▶ [The request]
Reproduce precisely the lines of the material below from the line containing "Read all visible content and emit it as JSON." up to and including its last line. Pictures must not be copied.

▶ [Extracted data]
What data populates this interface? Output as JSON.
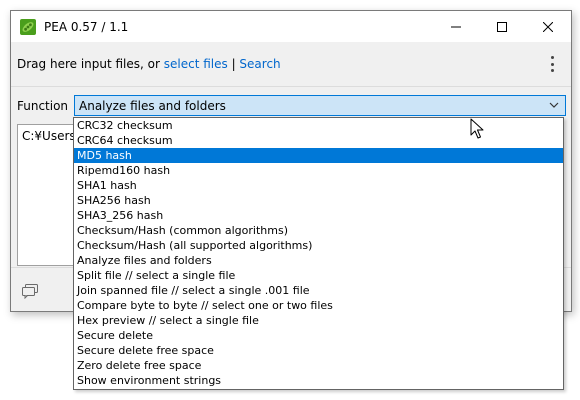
{
  "window": {
    "title": "PEA 0.57 / 1.1"
  },
  "toolbar": {
    "drop_text": "Drag here input files, or ",
    "select_files": "select files",
    "separator": " | ",
    "search": "Search"
  },
  "function": {
    "label": "Function",
    "selected": "Analyze files and folders"
  },
  "path_box": {
    "text": "C:¥Users¥"
  },
  "dropdown": {
    "items": [
      "CRC32 checksum",
      "CRC64 checksum",
      "MD5 hash",
      "Ripemd160 hash",
      "SHA1 hash",
      "SHA256 hash",
      "SHA3_256 hash",
      "Checksum/Hash (common algorithms)",
      "Checksum/Hash (all supported algorithms)",
      "Analyze files and folders",
      "Split file // select a single file",
      "Join spanned file // select a single .001 file",
      "Compare byte to byte // select one or two files",
      "Hex preview // select a single file",
      "Secure delete",
      "Secure delete free space",
      "Zero delete free space",
      "Show environment strings"
    ],
    "highlighted_index": 2
  },
  "colors": {
    "accent": "#0078d7",
    "link": "#0066cc",
    "combo_bg": "#cce4f7",
    "app_icon": "#6cbf2a"
  },
  "icons": {
    "app": "pea-pod-icon",
    "minimize": "minimize-icon",
    "maximize": "maximize-icon",
    "close": "close-icon",
    "menu": "kebab-menu-icon",
    "dropdown": "chevron-down-icon",
    "chat": "chat-bubbles-icon"
  }
}
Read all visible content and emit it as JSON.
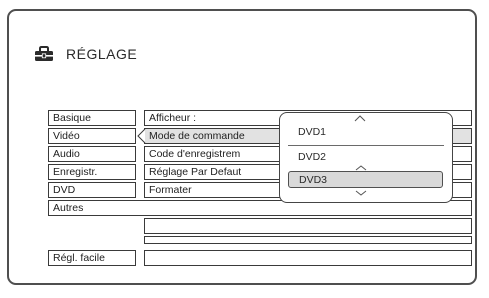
{
  "header": {
    "title": "RÉGLAGE",
    "icon": "toolbox-icon"
  },
  "categories": [
    "Basique",
    "Vidéo",
    "Audio",
    "Enregistr.",
    "DVD"
  ],
  "options": [
    "Afficheur :",
    "Mode de commande",
    "Code d'enregistrem",
    "Réglage Par Defaut",
    "Formater"
  ],
  "extra_rows": [
    "Autres",
    "",
    "Régl. facile"
  ],
  "popup": {
    "items": [
      "DVD1",
      "DVD2",
      "DVD3"
    ],
    "selected": "DVD3"
  }
}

▶ [Answer to this problem]
Read all visible content and emit it as JSON.
{
  "header": {
    "title": "RÉGLAGE",
    "icon": "toolbox-icon"
  },
  "categories": [
    "Basique",
    "Vidéo",
    "Audio",
    "Enregistr.",
    "DVD"
  ],
  "options": [
    "Afficheur :",
    "Mode de commande",
    "Code d'enregistrem",
    "Réglage Par Defaut",
    "Formater"
  ],
  "extra_rows": [
    "Autres",
    "",
    "Régl. facile"
  ],
  "popup": {
    "items": [
      "DVD1",
      "DVD2",
      "DVD3"
    ],
    "selected": "DVD3"
  }
}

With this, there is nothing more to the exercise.